A run of records:
┏━━

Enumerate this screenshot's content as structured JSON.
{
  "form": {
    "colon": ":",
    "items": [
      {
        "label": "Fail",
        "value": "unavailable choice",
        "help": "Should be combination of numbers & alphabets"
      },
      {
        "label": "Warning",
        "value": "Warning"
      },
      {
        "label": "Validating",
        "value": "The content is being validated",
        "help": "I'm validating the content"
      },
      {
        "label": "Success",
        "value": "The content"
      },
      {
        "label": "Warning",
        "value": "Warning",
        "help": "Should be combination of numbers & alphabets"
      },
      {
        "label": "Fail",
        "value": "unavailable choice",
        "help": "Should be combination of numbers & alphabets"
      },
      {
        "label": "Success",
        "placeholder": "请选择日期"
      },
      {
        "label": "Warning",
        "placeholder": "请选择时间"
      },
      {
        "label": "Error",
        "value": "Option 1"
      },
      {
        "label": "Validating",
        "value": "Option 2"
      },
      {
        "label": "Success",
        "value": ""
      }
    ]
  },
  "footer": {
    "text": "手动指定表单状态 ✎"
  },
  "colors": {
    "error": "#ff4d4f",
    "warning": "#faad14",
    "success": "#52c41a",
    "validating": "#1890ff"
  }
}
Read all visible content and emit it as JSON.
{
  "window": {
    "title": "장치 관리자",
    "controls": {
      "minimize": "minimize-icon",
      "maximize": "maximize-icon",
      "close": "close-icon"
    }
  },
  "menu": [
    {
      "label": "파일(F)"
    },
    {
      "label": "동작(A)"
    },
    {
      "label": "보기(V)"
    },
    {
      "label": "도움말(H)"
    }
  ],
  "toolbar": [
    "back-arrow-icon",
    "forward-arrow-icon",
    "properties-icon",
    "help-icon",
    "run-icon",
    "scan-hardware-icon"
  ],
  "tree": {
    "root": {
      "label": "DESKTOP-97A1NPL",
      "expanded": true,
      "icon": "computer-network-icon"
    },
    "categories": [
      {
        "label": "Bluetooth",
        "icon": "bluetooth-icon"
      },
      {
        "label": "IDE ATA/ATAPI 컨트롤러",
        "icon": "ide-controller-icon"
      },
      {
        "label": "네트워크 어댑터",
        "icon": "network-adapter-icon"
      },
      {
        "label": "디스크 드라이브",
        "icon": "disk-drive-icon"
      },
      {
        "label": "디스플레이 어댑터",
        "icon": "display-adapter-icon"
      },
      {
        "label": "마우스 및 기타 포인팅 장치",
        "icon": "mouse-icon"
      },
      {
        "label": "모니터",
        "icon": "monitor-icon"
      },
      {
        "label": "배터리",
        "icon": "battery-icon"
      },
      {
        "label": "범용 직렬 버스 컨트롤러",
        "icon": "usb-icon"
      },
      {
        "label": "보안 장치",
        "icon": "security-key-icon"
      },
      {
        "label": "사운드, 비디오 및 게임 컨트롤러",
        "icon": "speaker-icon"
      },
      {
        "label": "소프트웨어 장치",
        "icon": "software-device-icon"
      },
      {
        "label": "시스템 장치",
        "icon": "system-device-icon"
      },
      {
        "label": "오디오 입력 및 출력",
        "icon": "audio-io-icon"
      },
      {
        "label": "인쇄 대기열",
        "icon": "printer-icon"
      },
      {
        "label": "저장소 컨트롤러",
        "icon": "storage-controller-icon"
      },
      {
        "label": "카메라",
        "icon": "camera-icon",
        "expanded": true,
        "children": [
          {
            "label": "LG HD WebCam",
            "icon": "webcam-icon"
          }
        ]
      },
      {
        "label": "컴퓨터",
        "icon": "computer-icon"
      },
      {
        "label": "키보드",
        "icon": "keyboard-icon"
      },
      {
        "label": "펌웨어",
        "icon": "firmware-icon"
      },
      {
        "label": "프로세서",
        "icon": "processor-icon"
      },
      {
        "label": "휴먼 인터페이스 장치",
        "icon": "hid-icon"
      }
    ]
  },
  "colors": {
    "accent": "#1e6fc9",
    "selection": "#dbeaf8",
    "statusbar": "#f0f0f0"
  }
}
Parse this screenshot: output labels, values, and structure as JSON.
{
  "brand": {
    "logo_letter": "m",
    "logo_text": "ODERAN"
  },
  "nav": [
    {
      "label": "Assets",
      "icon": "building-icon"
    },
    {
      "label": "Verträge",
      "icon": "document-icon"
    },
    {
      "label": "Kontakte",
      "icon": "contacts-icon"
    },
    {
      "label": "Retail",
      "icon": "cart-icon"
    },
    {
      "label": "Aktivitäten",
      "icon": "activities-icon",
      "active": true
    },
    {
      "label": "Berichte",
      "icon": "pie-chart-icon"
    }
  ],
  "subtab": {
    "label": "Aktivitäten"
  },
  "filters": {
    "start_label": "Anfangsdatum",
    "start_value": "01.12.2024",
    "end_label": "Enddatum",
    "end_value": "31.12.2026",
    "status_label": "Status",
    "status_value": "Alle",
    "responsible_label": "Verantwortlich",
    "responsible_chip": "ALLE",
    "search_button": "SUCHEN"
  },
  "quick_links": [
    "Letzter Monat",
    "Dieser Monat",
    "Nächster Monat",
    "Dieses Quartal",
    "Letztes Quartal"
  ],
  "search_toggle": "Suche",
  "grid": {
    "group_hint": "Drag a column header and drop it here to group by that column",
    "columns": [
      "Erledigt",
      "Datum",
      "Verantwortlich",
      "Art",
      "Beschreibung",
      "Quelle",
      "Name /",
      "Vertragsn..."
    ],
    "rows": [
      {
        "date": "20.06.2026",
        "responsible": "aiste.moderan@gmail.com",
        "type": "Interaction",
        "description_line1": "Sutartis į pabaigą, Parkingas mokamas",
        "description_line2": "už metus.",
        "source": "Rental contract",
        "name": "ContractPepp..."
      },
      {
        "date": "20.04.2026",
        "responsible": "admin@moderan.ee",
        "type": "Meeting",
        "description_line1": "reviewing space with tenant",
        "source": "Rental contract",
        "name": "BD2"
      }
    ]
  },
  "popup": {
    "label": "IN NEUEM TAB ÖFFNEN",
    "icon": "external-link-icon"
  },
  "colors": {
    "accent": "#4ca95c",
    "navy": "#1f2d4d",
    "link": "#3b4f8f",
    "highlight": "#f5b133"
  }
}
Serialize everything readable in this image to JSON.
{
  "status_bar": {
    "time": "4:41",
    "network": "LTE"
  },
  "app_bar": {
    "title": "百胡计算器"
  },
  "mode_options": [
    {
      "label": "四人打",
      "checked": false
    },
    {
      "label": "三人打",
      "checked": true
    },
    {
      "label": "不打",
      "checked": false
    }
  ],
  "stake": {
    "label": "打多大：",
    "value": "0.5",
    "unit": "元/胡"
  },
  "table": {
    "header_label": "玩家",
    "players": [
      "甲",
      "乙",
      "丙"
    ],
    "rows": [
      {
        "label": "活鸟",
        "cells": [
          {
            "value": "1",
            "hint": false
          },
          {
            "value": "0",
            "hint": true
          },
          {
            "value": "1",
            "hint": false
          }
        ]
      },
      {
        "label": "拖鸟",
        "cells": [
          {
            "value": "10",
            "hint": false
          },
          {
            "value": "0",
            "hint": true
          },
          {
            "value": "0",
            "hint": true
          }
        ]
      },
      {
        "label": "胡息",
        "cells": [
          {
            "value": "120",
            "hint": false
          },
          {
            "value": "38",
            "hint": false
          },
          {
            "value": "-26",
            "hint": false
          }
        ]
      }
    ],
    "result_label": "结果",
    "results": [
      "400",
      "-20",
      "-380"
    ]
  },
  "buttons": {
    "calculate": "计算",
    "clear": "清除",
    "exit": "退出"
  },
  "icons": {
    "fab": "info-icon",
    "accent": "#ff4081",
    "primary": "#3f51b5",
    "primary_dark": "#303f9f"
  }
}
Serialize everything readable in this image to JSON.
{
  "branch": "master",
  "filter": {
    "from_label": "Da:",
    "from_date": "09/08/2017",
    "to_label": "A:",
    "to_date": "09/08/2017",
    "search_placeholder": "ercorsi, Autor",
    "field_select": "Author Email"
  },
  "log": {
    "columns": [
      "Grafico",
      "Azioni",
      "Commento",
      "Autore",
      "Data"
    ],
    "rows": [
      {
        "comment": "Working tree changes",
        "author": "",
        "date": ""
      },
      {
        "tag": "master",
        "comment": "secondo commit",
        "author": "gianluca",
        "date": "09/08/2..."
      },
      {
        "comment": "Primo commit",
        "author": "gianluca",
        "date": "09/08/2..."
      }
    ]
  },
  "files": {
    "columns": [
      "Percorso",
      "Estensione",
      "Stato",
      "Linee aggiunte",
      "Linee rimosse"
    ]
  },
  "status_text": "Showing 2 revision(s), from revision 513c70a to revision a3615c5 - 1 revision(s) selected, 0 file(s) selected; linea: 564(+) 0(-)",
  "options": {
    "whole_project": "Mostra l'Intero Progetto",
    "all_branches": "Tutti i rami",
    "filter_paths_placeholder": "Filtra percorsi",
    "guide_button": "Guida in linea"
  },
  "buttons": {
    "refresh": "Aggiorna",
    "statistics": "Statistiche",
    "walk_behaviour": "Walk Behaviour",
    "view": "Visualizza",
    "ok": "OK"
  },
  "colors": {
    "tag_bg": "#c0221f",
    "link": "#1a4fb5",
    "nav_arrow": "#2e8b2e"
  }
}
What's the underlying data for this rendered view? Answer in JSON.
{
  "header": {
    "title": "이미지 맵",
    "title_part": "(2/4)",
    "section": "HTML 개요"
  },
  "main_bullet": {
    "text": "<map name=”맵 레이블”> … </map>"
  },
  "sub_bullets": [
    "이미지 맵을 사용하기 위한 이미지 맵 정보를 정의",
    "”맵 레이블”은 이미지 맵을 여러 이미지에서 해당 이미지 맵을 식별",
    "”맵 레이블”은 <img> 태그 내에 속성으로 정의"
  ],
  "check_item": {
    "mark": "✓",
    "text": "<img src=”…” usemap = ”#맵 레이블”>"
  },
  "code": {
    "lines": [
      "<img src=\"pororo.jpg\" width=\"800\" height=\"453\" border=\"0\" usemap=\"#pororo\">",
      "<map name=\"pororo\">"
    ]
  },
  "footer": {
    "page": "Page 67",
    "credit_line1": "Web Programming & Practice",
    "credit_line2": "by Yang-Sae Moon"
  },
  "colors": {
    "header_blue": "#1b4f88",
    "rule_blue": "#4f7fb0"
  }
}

┗━━

Challenge: Return the line that contains "What's the underlying" along with every line after it through the end of the entries, exactly, adding nothing.

Reply:
What's the underlying data for this rendered view? Answer in JSON.
{
  "header": {
    "title": "이미지 맵",
    "title_part": "(2/4)",
    "section": "HTML 개요"
  },
  "main_bullet": {
    "text": "<map name=”맵 레이블”> … </map>"
  },
  "sub_bullets": [
    "이미지 맵을 사용하기 위한 이미지 맵 정보를 정의",
    "”맵 레이블”은 이미지 맵을 여러 이미지에서 해당 이미지 맵을 식별",
    "”맵 레이블”은 <img> 태그 내에 속성으로 정의"
  ],
  "check_item": {
    "mark": "✓",
    "text": "<img src=”…” usemap = ”#맵 레이블”>"
  },
  "code": {
    "lines": [
      "<img src=\"pororo.jpg\" width=\"800\" height=\"453\" border=\"0\" usemap=\"#pororo\">",
      "<map name=\"pororo\">"
    ]
  },
  "footer": {
    "page": "Page 67",
    "credit_line1": "Web Programming & Practice",
    "credit_line2": "by Yang-Sae Moon"
  },
  "colors": {
    "header_blue": "#1b4f88",
    "rule_blue": "#4f7fb0"
  }
}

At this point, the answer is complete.